To be done:
Reproduce all of the data word for word.

Data records:
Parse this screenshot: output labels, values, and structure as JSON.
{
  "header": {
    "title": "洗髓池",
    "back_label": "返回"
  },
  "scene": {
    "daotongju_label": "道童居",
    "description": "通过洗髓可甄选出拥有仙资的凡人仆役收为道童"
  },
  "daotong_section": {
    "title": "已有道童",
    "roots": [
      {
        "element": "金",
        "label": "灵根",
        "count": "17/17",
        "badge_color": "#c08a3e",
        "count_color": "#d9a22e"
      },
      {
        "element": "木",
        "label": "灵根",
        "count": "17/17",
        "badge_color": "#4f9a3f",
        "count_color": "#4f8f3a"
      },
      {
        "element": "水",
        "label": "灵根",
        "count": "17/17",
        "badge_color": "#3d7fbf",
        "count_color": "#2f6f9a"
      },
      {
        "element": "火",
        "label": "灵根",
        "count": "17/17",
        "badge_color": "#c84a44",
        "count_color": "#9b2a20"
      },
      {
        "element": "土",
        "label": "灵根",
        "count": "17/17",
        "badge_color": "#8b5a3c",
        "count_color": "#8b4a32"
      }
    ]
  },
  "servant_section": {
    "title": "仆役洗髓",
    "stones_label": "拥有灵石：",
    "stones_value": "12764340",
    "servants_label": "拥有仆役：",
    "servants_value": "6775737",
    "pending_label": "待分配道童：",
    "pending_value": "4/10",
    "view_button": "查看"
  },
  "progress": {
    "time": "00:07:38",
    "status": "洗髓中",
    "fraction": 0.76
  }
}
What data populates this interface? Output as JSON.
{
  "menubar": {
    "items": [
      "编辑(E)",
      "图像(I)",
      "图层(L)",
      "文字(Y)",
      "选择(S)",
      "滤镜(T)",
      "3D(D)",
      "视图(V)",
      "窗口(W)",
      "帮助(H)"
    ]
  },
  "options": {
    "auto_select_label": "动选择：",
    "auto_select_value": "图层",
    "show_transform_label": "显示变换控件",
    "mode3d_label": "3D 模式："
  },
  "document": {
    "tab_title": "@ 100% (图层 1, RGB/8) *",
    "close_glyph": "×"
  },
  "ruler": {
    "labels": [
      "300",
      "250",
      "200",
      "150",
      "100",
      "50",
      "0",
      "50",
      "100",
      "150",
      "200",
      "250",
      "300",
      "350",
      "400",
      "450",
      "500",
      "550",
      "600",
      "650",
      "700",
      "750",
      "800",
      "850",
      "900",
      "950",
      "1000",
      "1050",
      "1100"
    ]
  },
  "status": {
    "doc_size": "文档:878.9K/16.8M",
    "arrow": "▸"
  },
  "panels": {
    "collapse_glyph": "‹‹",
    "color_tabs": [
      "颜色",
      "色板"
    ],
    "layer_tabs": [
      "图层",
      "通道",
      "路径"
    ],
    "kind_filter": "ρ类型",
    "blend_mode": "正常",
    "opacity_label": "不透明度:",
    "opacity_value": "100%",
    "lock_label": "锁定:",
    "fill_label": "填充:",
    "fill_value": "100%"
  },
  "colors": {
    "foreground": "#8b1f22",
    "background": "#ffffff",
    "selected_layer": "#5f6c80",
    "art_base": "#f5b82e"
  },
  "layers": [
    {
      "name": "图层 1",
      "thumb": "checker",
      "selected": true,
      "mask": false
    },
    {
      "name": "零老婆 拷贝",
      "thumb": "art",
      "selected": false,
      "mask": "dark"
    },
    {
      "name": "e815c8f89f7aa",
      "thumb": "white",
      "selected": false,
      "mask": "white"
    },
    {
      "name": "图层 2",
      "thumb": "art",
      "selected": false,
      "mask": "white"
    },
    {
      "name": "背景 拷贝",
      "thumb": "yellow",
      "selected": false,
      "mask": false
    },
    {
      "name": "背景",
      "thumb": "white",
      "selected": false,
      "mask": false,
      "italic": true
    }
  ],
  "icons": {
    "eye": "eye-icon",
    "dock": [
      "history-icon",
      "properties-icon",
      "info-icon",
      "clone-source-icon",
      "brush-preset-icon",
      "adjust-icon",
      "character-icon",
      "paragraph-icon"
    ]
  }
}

Written answer:
Parse this screenshot: output labels, values, and structure as JSON.
{
  "header": {
    "title": "洗髓池",
    "back_label": "返回"
  },
  "scene": {
    "daotongju_label": "道童居",
    "description": "通过洗髓可甄选出拥有仙资的凡人仆役收为道童"
  },
  "daotong_section": {
    "title": "已有道童",
    "roots": [
      {
        "element": "金",
        "label": "灵根",
        "count": "17/17",
        "badge_color": "#c08a3e",
        "count_color": "#d9a22e"
      },
      {
        "element": "木",
        "label": "灵根",
        "count": "17/17",
        "badge_color": "#4f9a3f",
        "count_color": "#4f8f3a"
      },
      {
        "element": "水",
        "label": "灵根",
        "count": "17/17",
        "badge_color": "#3d7fbf",
        "count_color": "#2f6f9a"
      },
      {
        "element": "火",
        "label": "灵根",
        "count": "17/17",
        "badge_color": "#c84a44",
        "count_color": "#9b2a20"
      },
      {
        "element": "土",
        "label": "灵根",
        "count": "17/17",
        "badge_color": "#8b5a3c",
        "count_color": "#8b4a32"
      }
    ]
  },
  "servant_section": {
    "title": "仆役洗髓",
    "stones_label": "拥有灵石：",
    "stones_value": "12764340",
    "servants_label": "拥有仆役：",
    "servants_value": "6775737",
    "pending_label": "待分配道童：",
    "pending_value": "4/10",
    "view_button": "查看"
  },
  "progress": {
    "time": "00:07:38",
    "status": "洗髓中",
    "fraction": 0.76
  }
}
What data populates this interface? Output as JSON.
{
  "menubar": {
    "items": [
      "编辑(E)",
      "图像(I)",
      "图层(L)",
      "文字(Y)",
      "选择(S)",
      "滤镜(T)",
      "3D(D)",
      "视图(V)",
      "窗口(W)",
      "帮助(H)"
    ]
  },
  "options": {
    "auto_select_label": "动选择：",
    "auto_select_value": "图层",
    "show_transform_label": "显示变换控件",
    "mode3d_label": "3D 模式："
  },
  "document": {
    "tab_title": "@ 100% (图层 1, RGB/8) *",
    "close_glyph": "×"
  },
  "ruler": {
    "labels": [
      "300",
      "250",
      "200",
      "150",
      "100",
      "50",
      "0",
      "50",
      "100",
      "150",
      "200",
      "250",
      "300",
      "350",
      "400",
      "450",
      "500",
      "550",
      "600",
      "650",
      "700",
      "750",
      "800",
      "850",
      "900",
      "950",
      "1000",
      "1050",
      "1100"
    ]
  },
  "status": {
    "doc_size": "文档:878.9K/16.8M",
    "arrow": "▸"
  },
  "panels": {
    "collapse_glyph": "‹‹",
    "color_tabs": [
      "颜色",
      "色板"
    ],
    "layer_tabs": [
      "图层",
      "通道",
      "路径"
    ],
    "kind_filter": "ρ类型",
    "blend_mode": "正常",
    "opacity_label": "不透明度:",
    "opacity_value": "100%",
    "lock_label": "锁定:",
    "fill_label": "填充:",
    "fill_value": "100%"
  },
  "colors": {
    "foreground": "#8b1f22",
    "background": "#ffffff",
    "selected_layer": "#5f6c80",
    "art_base": "#f5b82e"
  },
  "layers": [
    {
      "name": "图层 1",
      "thumb": "checker",
      "selected": true,
      "mask": false
    },
    {
      "name": "零老婆 拷贝",
      "thumb": "art",
      "selected": false,
      "mask": "dark"
    },
    {
      "name": "e815c8f89f7aa",
      "thumb": "white",
      "selected": false,
      "mask": "white"
    },
    {
      "name": "图层 2",
      "thumb": "art",
      "selected": false,
      "mask": "white"
    },
    {
      "name": "背景 拷贝",
      "thumb": "yellow",
      "selected": false,
      "mask": false
    },
    {
      "name": "背景",
      "thumb": "white",
      "selected": false,
      "mask": false,
      "italic": true
    }
  ],
  "icons": {
    "eye": "eye-icon",
    "dock": [
      "history-icon",
      "properties-icon",
      "info-icon",
      "clone-source-icon",
      "brush-preset-icon",
      "adjust-icon",
      "character-icon",
      "paragraph-icon"
    ]
  }
}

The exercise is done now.